ENTRIES:
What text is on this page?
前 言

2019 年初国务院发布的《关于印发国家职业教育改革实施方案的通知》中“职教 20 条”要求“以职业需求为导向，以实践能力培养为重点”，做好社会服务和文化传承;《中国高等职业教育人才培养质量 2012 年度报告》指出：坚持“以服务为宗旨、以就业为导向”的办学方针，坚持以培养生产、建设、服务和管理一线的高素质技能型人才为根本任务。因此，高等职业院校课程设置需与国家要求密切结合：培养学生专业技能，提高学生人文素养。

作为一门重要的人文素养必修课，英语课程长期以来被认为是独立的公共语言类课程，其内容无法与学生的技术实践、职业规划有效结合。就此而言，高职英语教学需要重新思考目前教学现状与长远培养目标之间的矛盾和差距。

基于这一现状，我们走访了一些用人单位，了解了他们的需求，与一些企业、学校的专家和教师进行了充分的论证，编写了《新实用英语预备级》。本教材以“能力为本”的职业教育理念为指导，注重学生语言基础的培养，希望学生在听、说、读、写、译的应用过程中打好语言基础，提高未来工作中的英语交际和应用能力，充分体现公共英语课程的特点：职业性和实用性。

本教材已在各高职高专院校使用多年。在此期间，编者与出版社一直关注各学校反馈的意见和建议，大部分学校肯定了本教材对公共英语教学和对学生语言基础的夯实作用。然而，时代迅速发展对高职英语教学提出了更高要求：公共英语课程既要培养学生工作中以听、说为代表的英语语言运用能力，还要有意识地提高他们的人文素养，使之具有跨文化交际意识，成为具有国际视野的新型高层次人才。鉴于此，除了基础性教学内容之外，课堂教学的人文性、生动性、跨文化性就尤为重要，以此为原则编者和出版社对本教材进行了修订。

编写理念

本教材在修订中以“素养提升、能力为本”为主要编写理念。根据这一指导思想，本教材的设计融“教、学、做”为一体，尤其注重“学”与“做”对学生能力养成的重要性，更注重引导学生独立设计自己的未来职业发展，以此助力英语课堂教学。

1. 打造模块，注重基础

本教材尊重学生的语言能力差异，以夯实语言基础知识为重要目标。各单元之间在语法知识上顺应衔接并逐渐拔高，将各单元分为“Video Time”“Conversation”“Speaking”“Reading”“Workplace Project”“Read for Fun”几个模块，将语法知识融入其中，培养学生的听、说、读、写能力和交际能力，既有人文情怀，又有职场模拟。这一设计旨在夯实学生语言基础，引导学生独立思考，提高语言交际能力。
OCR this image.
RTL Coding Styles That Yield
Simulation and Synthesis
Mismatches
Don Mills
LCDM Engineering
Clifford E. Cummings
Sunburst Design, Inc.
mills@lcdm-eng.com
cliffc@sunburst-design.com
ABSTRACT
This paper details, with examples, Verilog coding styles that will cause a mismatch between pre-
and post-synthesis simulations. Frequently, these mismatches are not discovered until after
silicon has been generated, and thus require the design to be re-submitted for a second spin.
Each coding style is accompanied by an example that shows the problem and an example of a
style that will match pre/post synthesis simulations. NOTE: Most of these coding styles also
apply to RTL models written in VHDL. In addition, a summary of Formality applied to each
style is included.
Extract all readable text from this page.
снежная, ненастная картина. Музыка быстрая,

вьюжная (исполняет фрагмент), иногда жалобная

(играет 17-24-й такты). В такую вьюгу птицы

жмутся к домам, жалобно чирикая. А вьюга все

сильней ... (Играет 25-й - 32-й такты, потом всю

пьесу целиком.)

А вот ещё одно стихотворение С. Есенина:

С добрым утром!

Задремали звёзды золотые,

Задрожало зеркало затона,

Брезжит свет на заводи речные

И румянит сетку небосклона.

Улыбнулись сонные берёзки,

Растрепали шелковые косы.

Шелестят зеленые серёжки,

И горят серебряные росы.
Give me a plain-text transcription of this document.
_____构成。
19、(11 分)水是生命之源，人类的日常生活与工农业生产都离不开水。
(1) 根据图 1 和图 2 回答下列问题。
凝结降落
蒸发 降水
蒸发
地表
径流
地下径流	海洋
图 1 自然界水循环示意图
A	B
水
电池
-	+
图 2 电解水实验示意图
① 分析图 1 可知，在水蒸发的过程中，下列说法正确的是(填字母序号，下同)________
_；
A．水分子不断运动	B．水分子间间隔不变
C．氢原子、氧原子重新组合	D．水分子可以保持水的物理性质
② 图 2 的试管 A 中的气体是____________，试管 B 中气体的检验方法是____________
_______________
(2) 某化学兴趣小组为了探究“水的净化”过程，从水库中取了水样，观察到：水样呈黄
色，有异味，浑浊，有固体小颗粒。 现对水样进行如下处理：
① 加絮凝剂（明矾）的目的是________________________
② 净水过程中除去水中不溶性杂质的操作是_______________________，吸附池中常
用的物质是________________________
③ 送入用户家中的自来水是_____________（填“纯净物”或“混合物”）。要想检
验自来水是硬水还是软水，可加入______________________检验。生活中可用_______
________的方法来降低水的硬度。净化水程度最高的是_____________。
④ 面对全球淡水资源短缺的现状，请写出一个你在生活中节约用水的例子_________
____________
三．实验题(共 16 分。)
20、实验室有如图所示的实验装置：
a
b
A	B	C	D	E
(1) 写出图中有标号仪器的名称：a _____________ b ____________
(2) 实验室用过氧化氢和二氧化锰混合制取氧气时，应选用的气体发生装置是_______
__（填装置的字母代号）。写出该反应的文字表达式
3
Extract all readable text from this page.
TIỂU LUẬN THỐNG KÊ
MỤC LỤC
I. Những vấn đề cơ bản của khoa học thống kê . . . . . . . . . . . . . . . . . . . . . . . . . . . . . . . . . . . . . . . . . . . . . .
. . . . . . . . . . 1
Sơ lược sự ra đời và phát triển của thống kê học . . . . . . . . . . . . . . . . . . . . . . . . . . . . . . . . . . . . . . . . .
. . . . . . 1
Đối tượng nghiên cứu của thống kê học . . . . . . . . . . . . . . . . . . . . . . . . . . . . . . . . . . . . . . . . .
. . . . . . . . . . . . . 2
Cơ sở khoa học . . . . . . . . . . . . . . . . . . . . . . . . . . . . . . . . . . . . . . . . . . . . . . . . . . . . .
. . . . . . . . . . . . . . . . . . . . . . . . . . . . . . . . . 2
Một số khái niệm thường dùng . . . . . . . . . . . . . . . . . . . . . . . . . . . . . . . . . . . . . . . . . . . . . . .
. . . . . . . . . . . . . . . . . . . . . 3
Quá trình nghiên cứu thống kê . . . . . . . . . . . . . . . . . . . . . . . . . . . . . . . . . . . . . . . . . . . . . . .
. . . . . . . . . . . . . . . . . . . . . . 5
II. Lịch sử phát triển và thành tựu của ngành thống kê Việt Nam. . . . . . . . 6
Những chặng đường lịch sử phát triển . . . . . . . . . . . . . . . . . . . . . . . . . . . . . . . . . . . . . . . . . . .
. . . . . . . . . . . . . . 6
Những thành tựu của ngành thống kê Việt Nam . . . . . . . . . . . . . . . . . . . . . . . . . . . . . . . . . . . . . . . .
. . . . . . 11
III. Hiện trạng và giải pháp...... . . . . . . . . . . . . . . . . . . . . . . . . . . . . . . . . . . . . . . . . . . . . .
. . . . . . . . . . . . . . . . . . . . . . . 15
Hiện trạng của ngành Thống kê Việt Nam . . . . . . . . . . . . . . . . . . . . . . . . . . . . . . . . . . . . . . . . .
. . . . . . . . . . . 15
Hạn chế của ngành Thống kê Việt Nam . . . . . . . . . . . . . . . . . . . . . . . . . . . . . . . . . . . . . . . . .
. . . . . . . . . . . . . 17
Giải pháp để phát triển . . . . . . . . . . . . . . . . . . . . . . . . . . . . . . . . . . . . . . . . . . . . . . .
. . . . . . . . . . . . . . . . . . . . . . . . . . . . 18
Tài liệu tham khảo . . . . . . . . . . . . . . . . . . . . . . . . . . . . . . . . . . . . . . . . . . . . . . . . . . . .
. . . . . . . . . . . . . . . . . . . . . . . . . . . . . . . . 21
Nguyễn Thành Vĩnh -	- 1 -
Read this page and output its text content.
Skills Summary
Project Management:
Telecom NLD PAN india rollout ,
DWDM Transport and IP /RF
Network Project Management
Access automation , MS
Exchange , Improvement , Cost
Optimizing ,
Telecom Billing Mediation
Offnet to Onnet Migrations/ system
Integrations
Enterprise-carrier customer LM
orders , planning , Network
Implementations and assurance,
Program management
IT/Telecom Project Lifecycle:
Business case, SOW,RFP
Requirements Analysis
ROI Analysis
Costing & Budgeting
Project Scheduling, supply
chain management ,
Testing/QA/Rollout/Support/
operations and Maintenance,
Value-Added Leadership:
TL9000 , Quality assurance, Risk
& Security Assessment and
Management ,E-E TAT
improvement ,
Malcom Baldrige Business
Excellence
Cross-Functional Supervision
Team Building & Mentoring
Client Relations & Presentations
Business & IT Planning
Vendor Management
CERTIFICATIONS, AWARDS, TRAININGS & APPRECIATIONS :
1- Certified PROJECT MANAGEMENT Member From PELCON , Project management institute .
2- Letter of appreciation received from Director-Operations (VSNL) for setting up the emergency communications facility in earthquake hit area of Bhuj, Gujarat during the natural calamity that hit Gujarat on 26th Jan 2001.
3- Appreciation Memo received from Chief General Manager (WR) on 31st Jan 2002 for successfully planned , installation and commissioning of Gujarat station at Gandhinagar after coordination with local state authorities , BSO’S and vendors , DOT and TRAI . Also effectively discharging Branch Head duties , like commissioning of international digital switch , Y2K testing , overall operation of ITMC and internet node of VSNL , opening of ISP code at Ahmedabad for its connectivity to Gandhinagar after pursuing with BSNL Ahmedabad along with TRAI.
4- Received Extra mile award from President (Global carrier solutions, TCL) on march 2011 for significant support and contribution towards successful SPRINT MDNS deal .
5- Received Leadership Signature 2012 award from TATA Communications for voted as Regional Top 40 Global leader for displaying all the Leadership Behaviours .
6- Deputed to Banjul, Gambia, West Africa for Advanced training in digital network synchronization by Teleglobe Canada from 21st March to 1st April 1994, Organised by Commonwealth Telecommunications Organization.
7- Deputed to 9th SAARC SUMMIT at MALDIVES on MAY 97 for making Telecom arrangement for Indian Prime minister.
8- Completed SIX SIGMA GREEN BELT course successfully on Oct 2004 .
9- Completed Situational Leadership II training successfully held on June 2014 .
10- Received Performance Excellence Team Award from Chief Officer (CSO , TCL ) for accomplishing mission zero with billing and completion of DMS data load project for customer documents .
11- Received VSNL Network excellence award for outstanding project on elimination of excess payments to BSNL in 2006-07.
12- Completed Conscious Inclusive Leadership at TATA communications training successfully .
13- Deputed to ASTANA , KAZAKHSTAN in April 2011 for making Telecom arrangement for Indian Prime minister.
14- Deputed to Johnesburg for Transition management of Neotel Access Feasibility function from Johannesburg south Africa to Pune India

STATED EXERCISE: State the number of lines in these entries that include the string "Indian". Provide nothing beyond that number.

OUTPUT FOR THIS TASK: 2